Directions for this task: Can you write out all of the material below, word for word?

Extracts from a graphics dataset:
══════

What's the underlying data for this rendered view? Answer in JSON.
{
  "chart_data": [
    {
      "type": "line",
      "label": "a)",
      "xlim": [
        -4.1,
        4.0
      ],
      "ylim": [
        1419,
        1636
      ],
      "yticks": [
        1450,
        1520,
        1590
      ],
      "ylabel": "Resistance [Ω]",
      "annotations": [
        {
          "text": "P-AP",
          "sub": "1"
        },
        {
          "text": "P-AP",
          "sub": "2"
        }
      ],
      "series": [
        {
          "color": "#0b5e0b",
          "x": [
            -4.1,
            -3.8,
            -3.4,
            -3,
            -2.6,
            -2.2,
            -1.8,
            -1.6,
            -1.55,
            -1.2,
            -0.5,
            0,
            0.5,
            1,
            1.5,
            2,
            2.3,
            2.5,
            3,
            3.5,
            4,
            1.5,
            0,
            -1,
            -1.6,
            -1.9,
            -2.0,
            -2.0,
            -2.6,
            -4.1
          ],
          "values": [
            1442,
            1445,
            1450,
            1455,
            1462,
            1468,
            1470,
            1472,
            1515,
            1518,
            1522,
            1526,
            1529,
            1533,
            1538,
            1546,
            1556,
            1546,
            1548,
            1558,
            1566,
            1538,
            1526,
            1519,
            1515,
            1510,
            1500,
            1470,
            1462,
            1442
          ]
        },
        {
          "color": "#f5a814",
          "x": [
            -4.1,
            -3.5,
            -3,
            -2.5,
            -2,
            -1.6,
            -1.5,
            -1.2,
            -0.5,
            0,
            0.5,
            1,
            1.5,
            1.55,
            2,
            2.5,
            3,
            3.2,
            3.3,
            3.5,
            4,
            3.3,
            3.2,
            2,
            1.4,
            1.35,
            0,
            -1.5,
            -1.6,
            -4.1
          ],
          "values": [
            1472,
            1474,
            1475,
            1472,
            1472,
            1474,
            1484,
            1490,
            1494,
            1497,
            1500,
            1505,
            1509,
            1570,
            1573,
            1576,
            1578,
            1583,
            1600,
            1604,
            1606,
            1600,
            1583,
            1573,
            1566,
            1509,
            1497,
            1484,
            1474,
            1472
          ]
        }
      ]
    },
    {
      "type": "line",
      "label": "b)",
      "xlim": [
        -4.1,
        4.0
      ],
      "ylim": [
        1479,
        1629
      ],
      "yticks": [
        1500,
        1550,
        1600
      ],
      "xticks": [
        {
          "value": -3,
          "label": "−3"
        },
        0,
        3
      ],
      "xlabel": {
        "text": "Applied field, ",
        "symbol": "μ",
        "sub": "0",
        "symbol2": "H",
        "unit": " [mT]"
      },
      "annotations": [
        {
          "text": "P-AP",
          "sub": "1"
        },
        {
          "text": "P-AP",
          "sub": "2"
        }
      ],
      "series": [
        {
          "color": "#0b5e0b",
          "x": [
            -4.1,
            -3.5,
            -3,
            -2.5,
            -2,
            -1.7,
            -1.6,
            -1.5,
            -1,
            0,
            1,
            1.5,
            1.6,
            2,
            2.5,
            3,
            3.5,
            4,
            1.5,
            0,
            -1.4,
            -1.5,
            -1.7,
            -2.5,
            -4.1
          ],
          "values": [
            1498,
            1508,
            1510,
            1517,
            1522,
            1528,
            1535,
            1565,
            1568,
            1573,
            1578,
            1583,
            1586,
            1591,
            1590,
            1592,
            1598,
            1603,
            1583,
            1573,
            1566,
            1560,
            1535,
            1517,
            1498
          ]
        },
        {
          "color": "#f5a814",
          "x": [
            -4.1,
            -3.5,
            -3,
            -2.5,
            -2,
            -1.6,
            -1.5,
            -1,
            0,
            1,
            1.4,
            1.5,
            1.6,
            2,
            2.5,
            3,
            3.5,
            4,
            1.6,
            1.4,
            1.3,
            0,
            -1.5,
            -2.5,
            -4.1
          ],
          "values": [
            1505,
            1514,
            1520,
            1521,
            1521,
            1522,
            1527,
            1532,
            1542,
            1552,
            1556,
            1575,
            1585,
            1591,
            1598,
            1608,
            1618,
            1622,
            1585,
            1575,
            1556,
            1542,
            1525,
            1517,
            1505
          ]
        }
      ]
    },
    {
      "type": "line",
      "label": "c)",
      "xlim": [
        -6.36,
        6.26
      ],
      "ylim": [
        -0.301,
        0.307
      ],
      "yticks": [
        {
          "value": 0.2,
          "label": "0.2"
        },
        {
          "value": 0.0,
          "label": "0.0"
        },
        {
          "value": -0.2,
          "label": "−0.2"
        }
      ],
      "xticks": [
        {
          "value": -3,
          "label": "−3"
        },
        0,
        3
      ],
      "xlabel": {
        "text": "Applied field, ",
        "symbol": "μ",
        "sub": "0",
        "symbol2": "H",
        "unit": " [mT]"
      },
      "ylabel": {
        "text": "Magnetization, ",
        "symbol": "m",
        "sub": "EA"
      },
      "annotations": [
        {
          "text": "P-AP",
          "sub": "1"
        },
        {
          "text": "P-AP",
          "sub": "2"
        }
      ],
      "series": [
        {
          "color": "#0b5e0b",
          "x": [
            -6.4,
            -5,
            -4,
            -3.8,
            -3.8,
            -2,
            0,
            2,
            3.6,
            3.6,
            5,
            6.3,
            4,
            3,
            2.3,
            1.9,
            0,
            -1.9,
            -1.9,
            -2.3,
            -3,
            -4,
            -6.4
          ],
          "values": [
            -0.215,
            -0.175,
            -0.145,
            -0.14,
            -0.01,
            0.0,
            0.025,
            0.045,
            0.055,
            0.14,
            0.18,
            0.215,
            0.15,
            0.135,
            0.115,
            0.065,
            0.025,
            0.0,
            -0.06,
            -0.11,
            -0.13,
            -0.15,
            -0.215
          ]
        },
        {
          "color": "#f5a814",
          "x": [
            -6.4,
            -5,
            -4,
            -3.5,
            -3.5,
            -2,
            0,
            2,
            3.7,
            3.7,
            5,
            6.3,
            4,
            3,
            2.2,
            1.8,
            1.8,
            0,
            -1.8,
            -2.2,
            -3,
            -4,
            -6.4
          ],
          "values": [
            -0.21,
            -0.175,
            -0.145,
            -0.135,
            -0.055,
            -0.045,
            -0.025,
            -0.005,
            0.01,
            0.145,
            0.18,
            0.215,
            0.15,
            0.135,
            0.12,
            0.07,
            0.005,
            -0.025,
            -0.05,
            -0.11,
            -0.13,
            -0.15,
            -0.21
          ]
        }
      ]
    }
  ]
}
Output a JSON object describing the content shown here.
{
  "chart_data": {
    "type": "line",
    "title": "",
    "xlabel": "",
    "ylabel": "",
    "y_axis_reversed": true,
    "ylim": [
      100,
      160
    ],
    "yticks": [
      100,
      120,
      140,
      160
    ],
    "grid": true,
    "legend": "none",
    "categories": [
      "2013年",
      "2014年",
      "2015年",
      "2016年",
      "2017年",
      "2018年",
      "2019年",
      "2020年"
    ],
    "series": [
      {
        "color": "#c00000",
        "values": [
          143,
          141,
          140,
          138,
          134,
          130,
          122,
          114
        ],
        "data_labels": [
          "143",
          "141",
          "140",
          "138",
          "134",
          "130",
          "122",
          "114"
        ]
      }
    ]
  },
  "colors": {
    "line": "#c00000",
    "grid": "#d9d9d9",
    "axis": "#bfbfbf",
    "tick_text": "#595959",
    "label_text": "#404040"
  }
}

══════

Exercise answer:
What's the underlying data for this rendered view? Answer in JSON.
{
  "chart_data": [
    {
      "type": "line",
      "label": "a)",
      "xlim": [
        -4.1,
        4.0
      ],
      "ylim": [
        1419,
        1636
      ],
      "yticks": [
        1450,
        1520,
        1590
      ],
      "ylabel": "Resistance [Ω]",
      "annotations": [
        {
          "text": "P-AP",
          "sub": "1"
        },
        {
          "text": "P-AP",
          "sub": "2"
        }
      ],
      "series": [
        {
          "color": "#0b5e0b",
          "x": [
            -4.1,
            -3.8,
            -3.4,
            -3,
            -2.6,
            -2.2,
            -1.8,
            -1.6,
            -1.55,
            -1.2,
            -0.5,
            0,
            0.5,
            1,
            1.5,
            2,
            2.3,
            2.5,
            3,
            3.5,
            4,
            1.5,
            0,
            -1,
            -1.6,
            -1.9,
            -2.0,
            -2.0,
            -2.6,
            -4.1
          ],
          "values": [
            1442,
            1445,
            1450,
            1455,
            1462,
            1468,
            1470,
            1472,
            1515,
            1518,
            1522,
            1526,
            1529,
            1533,
            1538,
            1546,
            1556,
            1546,
            1548,
            1558,
            1566,
            1538,
            1526,
            1519,
            1515,
            1510,
            1500,
            1470,
            1462,
            1442
          ]
        },
        {
          "color": "#f5a814",
          "x": [
            -4.1,
            -3.5,
            -3,
            -2.5,
            -2,
            -1.6,
            -1.5,
            -1.2,
            -0.5,
            0,
            0.5,
            1,
            1.5,
            1.55,
            2,
            2.5,
            3,
            3.2,
            3.3,
            3.5,
            4,
            3.3,
            3.2,
            2,
            1.4,
            1.35,
            0,
            -1.5,
            -1.6,
            -4.1
          ],
          "values": [
            1472,
            1474,
            1475,
            1472,
            1472,
            1474,
            1484,
            1490,
            1494,
            1497,
            1500,
            1505,
            1509,
            1570,
            1573,
            1576,
            1578,
            1583,
            1600,
            1604,
            1606,
            1600,
            1583,
            1573,
            1566,
            1509,
            1497,
            1484,
            1474,
            1472
          ]
        }
      ]
    },
    {
      "type": "line",
      "label": "b)",
      "xlim": [
        -4.1,
        4.0
      ],
      "ylim": [
        1479,
        1629
      ],
      "yticks": [
        1500,
        1550,
        1600
      ],
      "xticks": [
        {
          "value": -3,
          "label": "−3"
        },
        0,
        3
      ],
      "xlabel": {
        "text": "Applied field, ",
        "symbol": "μ",
        "sub": "0",
        "symbol2": "H",
        "unit": " [mT]"
      },
      "annotations": [
        {
          "text": "P-AP",
          "sub": "1"
        },
        {
          "text": "P-AP",
          "sub": "2"
        }
      ],
      "series": [
        {
          "color": "#0b5e0b",
          "x": [
            -4.1,
            -3.5,
            -3,
            -2.5,
            -2,
            -1.7,
            -1.6,
            -1.5,
            -1,
            0,
            1,
            1.5,
            1.6,
            2,
            2.5,
            3,
            3.5,
            4,
            1.5,
            0,
            -1.4,
            -1.5,
            -1.7,
            -2.5,
            -4.1
          ],
          "values": [
            1498,
            1508,
            1510,
            1517,
            1522,
            1528,
            1535,
            1565,
            1568,
            1573,
            1578,
            1583,
            1586,
            1591,
            1590,
            1592,
            1598,
            1603,
            1583,
            1573,
            1566,
            1560,
            1535,
            1517,
            1498
          ]
        },
        {
          "color": "#f5a814",
          "x": [
            -4.1,
            -3.5,
            -3,
            -2.5,
            -2,
            -1.6,
            -1.5,
            -1,
            0,
            1,
            1.4,
            1.5,
            1.6,
            2,
            2.5,
            3,
            3.5,
            4,
            1.6,
            1.4,
            1.3,
            0,
            -1.5,
            -2.5,
            -4.1
          ],
          "values": [
            1505,
            1514,
            1520,
            1521,
            1521,
            1522,
            1527,
            1532,
            1542,
            1552,
            1556,
            1575,
            1585,
            1591,
            1598,
            1608,
            1618,
            1622,
            1585,
            1575,
            1556,
            1542,
            1525,
            1517,
            1505
          ]
        }
      ]
    },
    {
      "type": "line",
      "label": "c)",
      "xlim": [
        -6.36,
        6.26
      ],
      "ylim": [
        -0.301,
        0.307
      ],
      "yticks": [
        {
          "value": 0.2,
          "label": "0.2"
        },
        {
          "value": 0.0,
          "label": "0.0"
        },
        {
          "value": -0.2,
          "label": "−0.2"
        }
      ],
      "xticks": [
        {
          "value": -3,
          "label": "−3"
        },
        0,
        3
      ],
      "xlabel": {
        "text": "Applied field, ",
        "symbol": "μ",
        "sub": "0",
        "symbol2": "H",
        "unit": " [mT]"
      },
      "ylabel": {
        "text": "Magnetization, ",
        "symbol": "m",
        "sub": "EA"
      },
      "annotations": [
        {
          "text": "P-AP",
          "sub": "1"
        },
        {
          "text": "P-AP",
          "sub": "2"
        }
      ],
      "series": [
        {
          "color": "#0b5e0b",
          "x": [
            -6.4,
            -5,
            -4,
            -3.8,
            -3.8,
            -2,
            0,
            2,
            3.6,
            3.6,
            5,
            6.3,
            4,
            3,
            2.3,
            1.9,
            0,
            -1.9,
            -1.9,
            -2.3,
            -3,
            -4,
            -6.4
          ],
          "values": [
            -0.215,
            -0.175,
            -0.145,
            -0.14,
            -0.01,
            0.0,
            0.025,
            0.045,
            0.055,
            0.14,
            0.18,
            0.215,
            0.15,
            0.135,
            0.115,
            0.065,
            0.025,
            0.0,
            -0.06,
            -0.11,
            -0.13,
            -0.15,
            -0.215
          ]
        },
        {
          "color": "#f5a814",
          "x": [
            -6.4,
            -5,
            -4,
            -3.5,
            -3.5,
            -2,
            0,
            2,
            3.7,
            3.7,
            5,
            6.3,
            4,
            3,
            2.2,
            1.8,
            1.8,
            0,
            -1.8,
            -2.2,
            -3,
            -4,
            -6.4
          ],
          "values": [
            -0.21,
            -0.175,
            -0.145,
            -0.135,
            -0.055,
            -0.045,
            -0.025,
            -0.005,
            0.01,
            0.145,
            0.18,
            0.215,
            0.15,
            0.135,
            0.12,
            0.07,
            0.005,
            -0.025,
            -0.05,
            -0.11,
            -0.13,
            -0.15,
            -0.21
          ]
        }
      ]
    }
  ]
}
Output a JSON object describing the content shown here.
{
  "chart_data": {
    "type": "line",
    "title": "",
    "xlabel": "",
    "ylabel": "",
    "y_axis_reversed": true,
    "ylim": [
      100,
      160
    ],
    "yticks": [
      100,
      120,
      140,
      160
    ],
    "grid": true,
    "legend": "none",
    "categories": [
      "2013年",
      "2014年",
      "2015年",
      "2016年",
      "2017年",
      "2018年",
      "2019年",
      "2020年"
    ],
    "series": [
      {
        "color": "#c00000",
        "values": [
          143,
          141,
          140,
          138,
          134,
          130,
          122,
          114
        ],
        "data_labels": [
          "143",
          "141",
          "140",
          "138",
          "134",
          "130",
          "122",
          "114"
        ]
      }
    ]
  },
  "colors": {
    "line": "#c00000",
    "grid": "#d9d9d9",
    "axis": "#bfbfbf",
    "tick_text": "#595959",
    "label_text": "#404040"
  }
}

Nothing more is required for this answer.